YOUR OBJECTIVE: Look through the records that follow. Copy every line containing the word "monitoring".

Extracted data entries
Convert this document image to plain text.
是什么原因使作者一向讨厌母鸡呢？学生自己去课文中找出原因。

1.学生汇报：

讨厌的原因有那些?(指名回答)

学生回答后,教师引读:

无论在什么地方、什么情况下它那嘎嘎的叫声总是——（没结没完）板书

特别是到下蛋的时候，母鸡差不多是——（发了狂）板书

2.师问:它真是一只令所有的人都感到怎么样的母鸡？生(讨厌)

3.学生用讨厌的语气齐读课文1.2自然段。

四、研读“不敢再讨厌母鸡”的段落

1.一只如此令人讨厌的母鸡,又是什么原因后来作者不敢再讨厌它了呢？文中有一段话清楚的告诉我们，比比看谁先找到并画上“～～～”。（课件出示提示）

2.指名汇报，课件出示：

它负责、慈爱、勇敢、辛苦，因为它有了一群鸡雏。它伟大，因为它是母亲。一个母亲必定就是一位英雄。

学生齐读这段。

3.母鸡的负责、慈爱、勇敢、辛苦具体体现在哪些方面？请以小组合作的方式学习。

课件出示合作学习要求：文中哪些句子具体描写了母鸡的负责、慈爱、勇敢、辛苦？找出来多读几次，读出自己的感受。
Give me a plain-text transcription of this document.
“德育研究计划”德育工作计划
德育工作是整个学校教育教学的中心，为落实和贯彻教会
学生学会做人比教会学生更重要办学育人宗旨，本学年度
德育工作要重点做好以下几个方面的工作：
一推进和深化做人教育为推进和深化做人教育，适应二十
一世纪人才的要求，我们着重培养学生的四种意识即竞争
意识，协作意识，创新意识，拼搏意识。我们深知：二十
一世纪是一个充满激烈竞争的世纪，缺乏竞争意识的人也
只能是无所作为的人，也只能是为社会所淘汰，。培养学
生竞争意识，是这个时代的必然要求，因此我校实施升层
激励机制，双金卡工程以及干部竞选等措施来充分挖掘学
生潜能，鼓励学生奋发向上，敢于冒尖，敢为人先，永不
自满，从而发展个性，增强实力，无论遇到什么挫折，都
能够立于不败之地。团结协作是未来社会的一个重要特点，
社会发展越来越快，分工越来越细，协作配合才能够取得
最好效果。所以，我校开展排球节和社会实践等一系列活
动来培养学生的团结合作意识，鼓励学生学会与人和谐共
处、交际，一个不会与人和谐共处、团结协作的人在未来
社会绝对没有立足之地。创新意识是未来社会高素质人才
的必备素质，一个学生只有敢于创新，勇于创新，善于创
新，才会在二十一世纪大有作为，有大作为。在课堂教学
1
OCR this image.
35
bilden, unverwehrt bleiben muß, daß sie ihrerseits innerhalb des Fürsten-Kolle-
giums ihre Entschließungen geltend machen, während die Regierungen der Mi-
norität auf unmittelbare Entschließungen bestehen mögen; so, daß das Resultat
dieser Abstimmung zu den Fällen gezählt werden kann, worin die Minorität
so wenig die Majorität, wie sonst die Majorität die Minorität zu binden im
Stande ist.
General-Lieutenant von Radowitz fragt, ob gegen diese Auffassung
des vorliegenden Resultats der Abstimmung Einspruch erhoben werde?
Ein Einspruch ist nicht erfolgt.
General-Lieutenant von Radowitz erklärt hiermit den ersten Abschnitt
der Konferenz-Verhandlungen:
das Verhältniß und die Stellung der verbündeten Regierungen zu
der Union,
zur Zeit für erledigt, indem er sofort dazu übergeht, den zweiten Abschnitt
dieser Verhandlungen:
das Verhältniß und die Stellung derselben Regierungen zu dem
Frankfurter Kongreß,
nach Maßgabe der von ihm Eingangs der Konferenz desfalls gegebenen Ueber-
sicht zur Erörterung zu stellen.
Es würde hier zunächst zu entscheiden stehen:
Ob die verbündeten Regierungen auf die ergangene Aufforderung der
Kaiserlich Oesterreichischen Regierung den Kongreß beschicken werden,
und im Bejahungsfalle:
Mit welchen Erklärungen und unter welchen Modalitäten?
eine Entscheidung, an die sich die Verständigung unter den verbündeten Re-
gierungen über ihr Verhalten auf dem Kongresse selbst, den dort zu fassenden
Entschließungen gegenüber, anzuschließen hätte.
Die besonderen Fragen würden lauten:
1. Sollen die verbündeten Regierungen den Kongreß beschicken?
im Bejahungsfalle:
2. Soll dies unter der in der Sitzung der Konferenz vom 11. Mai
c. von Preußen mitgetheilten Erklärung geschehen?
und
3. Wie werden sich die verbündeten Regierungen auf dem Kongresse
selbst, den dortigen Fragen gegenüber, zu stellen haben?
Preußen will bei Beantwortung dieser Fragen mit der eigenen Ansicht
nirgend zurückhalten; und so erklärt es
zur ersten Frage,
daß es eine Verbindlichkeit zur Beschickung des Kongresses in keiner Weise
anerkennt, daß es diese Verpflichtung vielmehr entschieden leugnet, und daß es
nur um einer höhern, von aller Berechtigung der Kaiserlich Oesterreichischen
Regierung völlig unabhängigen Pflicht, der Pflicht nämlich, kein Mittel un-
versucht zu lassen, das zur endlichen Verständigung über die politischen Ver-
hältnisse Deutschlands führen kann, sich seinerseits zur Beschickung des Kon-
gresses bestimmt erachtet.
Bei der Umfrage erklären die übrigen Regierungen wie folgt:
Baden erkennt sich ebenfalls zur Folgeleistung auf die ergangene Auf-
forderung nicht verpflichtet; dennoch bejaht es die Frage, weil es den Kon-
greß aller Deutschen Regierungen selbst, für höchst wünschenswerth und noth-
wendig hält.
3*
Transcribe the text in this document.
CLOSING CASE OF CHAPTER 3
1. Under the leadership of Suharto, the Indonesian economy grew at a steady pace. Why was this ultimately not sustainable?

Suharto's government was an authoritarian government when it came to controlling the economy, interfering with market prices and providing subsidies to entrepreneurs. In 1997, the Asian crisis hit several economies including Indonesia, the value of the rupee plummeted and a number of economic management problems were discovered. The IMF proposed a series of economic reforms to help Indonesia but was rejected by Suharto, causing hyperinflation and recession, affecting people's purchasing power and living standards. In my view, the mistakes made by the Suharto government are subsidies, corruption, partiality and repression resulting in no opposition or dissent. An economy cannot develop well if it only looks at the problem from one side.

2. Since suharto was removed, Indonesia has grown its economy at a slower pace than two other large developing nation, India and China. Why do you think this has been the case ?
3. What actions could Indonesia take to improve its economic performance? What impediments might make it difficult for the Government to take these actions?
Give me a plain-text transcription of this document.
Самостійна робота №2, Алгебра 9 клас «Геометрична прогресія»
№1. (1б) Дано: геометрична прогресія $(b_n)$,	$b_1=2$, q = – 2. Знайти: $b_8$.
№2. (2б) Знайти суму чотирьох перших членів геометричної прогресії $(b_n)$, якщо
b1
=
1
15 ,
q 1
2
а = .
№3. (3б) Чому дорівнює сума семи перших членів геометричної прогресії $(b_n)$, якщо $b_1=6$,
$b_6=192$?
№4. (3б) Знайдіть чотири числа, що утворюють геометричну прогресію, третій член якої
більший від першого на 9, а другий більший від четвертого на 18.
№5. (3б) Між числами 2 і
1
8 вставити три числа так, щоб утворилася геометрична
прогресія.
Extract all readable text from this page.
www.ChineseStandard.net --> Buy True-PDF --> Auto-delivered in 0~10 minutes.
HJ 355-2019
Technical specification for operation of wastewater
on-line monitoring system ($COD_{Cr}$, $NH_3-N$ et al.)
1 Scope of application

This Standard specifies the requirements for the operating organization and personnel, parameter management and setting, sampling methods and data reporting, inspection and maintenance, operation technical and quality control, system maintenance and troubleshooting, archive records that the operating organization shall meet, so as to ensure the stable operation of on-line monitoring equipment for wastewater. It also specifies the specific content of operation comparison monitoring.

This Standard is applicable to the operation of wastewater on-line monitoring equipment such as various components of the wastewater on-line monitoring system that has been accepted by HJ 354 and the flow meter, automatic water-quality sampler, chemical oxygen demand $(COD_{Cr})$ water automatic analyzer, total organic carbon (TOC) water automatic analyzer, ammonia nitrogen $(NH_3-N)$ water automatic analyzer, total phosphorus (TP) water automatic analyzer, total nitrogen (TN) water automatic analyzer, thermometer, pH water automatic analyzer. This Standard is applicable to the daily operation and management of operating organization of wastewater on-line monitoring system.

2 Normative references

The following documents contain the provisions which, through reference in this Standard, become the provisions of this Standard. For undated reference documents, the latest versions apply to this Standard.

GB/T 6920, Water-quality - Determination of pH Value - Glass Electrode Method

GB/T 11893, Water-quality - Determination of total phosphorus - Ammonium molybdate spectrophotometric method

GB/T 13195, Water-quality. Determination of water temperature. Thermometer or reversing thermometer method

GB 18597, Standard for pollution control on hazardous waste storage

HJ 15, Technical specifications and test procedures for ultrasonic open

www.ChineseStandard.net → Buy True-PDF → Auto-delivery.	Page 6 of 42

SOLUTION FOR THIS PROBLEM:
on-line monitoring system ($COD_{Cr}$, $NH_3-N$ et al.)
This Standard specifies the requirements for the operating organization and personnel, parameter management and setting, sampling methods and data reporting, inspection and maintenance, operation technical and quality control, system maintenance and troubleshooting, archive records that the operating organization shall meet, so as to ensure the stable operation of on-line monitoring equipment for wastewater. It also specifies the specific content of operation comparison monitoring.
This Standard is applicable to the operation of wastewater on-line monitoring equipment such as various components of the wastewater on-line monitoring system that has been accepted by HJ 354 and the flow meter, automatic water-quality sampler, chemical oxygen demand $(COD_{Cr})$ water automatic analyzer, total organic carbon (TOC) water automatic analyzer, ammonia nitrogen $(NH_3-N)$ water automatic analyzer, total phosphorus (TP) water automatic analyzer, total nitrogen (TN) water automatic analyzer, thermometer, pH water automatic analyzer. This Standard is applicable to the daily operation and management of operating organization of wastewater on-line monitoring system.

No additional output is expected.